▶ Entries provided:
────

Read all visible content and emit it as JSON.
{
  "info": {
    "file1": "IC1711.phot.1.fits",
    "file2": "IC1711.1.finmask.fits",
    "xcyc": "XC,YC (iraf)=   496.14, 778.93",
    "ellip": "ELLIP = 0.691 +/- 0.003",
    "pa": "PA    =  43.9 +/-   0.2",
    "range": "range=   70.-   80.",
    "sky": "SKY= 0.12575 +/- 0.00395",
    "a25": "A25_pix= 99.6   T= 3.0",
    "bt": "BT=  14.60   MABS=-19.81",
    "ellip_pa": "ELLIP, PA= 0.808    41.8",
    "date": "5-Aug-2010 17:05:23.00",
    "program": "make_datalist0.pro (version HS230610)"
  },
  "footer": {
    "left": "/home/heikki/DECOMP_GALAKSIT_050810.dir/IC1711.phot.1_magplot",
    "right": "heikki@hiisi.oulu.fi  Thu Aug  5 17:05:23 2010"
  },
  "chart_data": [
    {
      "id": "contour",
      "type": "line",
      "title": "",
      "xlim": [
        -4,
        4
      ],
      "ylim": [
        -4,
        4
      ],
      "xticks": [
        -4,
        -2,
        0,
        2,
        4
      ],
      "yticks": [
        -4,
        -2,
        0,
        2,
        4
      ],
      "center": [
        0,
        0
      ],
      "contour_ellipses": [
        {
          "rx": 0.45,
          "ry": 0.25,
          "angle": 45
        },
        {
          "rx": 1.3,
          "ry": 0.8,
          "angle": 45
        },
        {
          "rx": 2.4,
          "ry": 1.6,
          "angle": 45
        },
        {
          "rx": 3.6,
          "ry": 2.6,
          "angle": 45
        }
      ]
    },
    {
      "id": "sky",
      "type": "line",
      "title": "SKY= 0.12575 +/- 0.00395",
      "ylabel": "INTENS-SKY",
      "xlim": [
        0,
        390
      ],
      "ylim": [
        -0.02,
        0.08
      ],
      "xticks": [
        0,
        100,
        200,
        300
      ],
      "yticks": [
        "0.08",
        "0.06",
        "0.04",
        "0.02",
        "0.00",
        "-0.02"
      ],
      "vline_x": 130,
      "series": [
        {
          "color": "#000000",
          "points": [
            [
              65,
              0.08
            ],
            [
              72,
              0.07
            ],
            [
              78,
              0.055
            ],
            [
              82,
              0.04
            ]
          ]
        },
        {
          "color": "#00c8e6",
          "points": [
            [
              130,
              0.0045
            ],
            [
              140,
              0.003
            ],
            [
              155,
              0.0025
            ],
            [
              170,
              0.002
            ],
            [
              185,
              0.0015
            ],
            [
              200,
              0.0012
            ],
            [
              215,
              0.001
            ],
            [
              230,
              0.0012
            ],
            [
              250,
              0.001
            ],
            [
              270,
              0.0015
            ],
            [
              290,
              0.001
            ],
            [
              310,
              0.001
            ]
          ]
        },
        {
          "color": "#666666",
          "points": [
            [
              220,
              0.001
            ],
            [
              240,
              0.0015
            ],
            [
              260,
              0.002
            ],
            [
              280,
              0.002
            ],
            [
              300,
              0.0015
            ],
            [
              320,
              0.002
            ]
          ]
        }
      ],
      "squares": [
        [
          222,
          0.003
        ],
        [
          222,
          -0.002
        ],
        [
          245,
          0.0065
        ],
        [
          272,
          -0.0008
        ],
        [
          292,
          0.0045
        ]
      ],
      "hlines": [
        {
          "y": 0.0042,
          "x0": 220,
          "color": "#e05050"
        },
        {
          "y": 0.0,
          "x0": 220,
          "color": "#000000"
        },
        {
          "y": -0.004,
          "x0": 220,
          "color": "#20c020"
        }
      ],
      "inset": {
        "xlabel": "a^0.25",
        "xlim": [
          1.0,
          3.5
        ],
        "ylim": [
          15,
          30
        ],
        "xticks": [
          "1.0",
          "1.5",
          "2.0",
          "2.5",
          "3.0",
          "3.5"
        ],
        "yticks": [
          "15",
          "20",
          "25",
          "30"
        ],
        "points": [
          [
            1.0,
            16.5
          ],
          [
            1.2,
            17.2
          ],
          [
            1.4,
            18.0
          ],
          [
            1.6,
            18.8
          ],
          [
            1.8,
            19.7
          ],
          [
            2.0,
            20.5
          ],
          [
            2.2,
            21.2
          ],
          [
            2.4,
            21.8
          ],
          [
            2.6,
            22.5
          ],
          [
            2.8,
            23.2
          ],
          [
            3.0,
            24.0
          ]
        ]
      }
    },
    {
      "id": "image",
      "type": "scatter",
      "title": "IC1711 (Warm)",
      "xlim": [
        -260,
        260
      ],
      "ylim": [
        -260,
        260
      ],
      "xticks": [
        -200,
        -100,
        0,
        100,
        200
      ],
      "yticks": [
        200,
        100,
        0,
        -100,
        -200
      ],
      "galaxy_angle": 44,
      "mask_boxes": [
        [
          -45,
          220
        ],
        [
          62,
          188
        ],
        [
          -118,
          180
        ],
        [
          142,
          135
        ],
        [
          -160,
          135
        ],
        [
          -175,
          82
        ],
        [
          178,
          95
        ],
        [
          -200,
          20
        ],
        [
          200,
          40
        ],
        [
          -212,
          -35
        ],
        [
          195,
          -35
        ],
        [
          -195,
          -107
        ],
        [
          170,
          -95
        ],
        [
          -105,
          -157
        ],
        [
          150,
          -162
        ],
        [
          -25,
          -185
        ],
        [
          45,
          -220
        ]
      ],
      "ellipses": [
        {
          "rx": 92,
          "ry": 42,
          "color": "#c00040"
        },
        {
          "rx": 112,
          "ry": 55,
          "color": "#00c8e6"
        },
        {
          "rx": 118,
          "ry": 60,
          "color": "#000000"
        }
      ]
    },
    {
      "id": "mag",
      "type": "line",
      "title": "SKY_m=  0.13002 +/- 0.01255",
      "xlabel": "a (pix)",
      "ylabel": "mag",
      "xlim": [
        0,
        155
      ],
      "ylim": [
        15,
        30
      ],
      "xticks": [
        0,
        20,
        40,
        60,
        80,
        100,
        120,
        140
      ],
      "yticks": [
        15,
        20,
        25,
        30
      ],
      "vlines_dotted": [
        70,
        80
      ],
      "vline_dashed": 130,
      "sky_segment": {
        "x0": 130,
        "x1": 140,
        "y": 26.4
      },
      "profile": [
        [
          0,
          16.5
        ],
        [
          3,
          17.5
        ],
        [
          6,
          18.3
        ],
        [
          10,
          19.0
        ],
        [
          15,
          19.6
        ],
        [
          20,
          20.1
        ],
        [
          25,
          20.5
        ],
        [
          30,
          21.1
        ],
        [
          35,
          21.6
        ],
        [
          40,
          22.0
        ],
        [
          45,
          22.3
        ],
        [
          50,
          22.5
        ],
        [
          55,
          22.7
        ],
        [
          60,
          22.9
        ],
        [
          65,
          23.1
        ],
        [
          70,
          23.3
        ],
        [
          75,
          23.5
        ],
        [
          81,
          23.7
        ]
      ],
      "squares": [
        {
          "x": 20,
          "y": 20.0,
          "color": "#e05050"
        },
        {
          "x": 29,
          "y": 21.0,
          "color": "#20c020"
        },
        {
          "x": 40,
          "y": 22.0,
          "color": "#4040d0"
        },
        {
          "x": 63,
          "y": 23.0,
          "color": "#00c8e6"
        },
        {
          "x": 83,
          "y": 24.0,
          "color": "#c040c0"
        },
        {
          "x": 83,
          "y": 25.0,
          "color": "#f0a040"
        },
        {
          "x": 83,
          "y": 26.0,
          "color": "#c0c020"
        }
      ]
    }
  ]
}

────

▶ Direction: Gather from the entries above all lines that include the string "title".

▶ Solved exercise:
      "title": "",
      "title": "SKY= 0.12575 +/- 0.00395",
      "title": "IC1711 (Warm)",
      "title": "SKY_m=  0.13002 +/- 0.01255",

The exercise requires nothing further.